Bacaan:
◇ ◇ ◇ ◇

Pendirian Negara Kesatuan
Republik Indonesia (NKRI) yang direbut melalui, berbagai perjuangan;
pemberontakan, peperangan grilya, peperangan terbuka dan diplomasi yang
dilakukan oleh para pendiri negara kita terdahulu (pahlawan bangsa),
tidak dimaksudkan untuk membuat Khilafah Islamiyah. Mereka
sadar betul baik dari kalangan Nahdlatul Ulama (NU), Muhamadiyah,
Persis, Nasionalis dan kelompok lainnya yang ikut berjuang, merebut
kemerdekaan, mereka berjuang hanya untuk satu tujuan, yaitu Kemerdekaan Indonesia.
Sejarah
panjang memperjuangkan kemerdekaan Indonesia,
telah banyak mengorbankan ratusan ribu jiwa, mereka berjuang tanpa
pamrih, tanpa embel-embel ingin jadi presiden atau mentri, bahkan tidak
terpikirkan untuk jadi bupati sekalipun. Perjuangan mereka semata
ditujukan untuk membebaskan diri dari belenggu penjajahan yang kejam dan
tidak berprikemanusiaan.
Ketulusan perjuangan para pahlawan bangsa dalam merebut kemerdekaan, teruang dalam pembukaan Undang-Undang Dasar 1945.
Bahwa
kemerdekaan itu ialah hak segala bangsa dan oleh sebab itu, maka
penjajahan diatas dunia harus dihapuskan, karena tidak sesuai dengan
prikemanusiaan dan peri keadilan.
Dan perjuangan
kemerdekaan Indonesia telah sampailah kepada saat yang berbahagia
dengan selamat sentosa menghantarkan Rakyat Indonesia kedepan pintu
gerbang kemerdekaan Negara Indonesia yang merdeka, bersatu, berdaulat,
adil dan makmur.
Atas berkat Rahmat Allah Yang Maha Esa dan dengan
didorong oleh keinginan luhur, supaya berkehidupan kebangsaan yang
bebas, maka Rakyat Indonesia menyatakan dengan ini kemerdekaannya.
Kemudian
dari pada itu, untuk membentuk suatu Pemerintahan Negara Indonesia
yang melindungi segenap bangsa Indonesia dan seluruh tumpah darah
Indonesia dan untuk memajukan kesejahtraan umum, mencerdaskan kehidupan
bangsa, dan ikut melaksanakan perdamaian dunia yang berdasarkan
kemerdekaan, perdamaian abadi dan keadilan sosial, maka disusunlah
kemerdekaan Kebangsaan Indonesia itu dalam suatu Undang-Undang Dasar
Negara Indonesia yang berkedaulatan rakyat dengan berdasarkan kepada:
Ke Tuhanan Yang Maha Esa, Kemanusiaan yang adil dan beradab, Persatuan
Indonesia, dan kerakyatan yang dipimpin oleh hikmah kebijaksanaan dalam
permusyawaratan/Perwakilan, serta dengan mewujudkan suatu keadilan
sosial bagi seluruh Rakyat Indonesia.

◇ ◇ ◇ ◇

Materi Tersedia:
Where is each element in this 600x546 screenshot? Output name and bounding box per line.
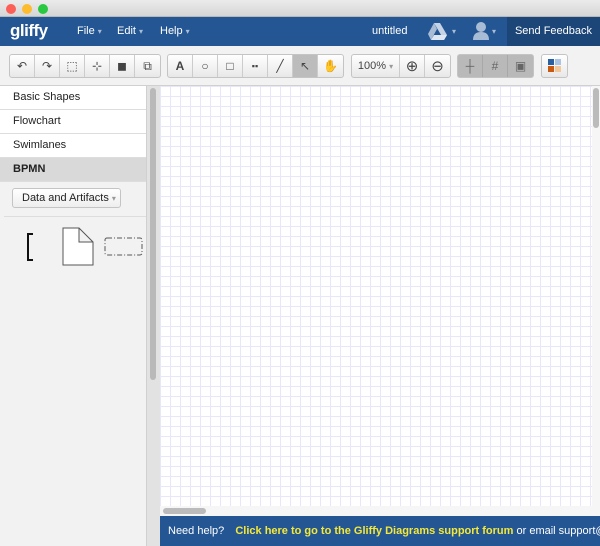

◇ ◇ ◇ ◇

Soal Latihan:
A: Jawablah pertanyaan berikut berdasarkan bacaan tentang pendirian NKRI.
(i) Pendirian NKRI tidak dimaksudkan untuk membuat apa?
(ii) Ketulusan perjuangan para pahlawan bangsa tertuang di mana?
(iii) Penjajahan di atas dunia harus dihapuskan karena tidak sesuai dengan apa?
B: Ulangi dengan tepat bagian bacaan tentang pendirian NKRI mulai dari "Atas berkat Rahmat" sampai "dengan ini kemerdekaannya.".
C: Tentukan apakah setiap pernyataan berikut sesuai dengan bacaan tentang pendirian NKRI. Jawab ya atau tidak dan kutip kata-kata penentunya dari bacaan.
(i) Para pejuang kemerdekaan berjuang dengan keinginan menjadi presiden atau menteri.
(ii) Kalangan Nahdlatul Ulama turut berjuang merebut kemerdekaan.
(iii) Sejarah perjuangan kemerdekaan Indonesia telah mengorbankan ratusan ribu jiwa.

Jawaban Tiap Soal:
A:
(i) Khilafah Islamiyah.
(ii) Dalam pembukaan Undang-Undang Dasar 1945.
(iii) Prikemanusiaan dan peri keadilan.

B:
Atas berkat Rahmat Allah Yang Maha Esa dan dengan
didorong oleh keinginan luhur, supaya berkehidupan kebangsaan yang
bebas, maka Rakyat Indonesia menyatakan dengan ini kemerdekaannya.

C:
(i) Tidak: "mereka berjuang tanpa pamrih, tanpa embel-embel ingin jadi presiden atau mentri"
(ii) Ya: "baik dari kalangan Nahdlatul Ulama (NU), Muhamadiyah, Persis, Nasionalis dan kelompok lainnya yang ikut berjuang"
(iii) Ya: "telah banyak mengorbankan ratusan ribu jiwa"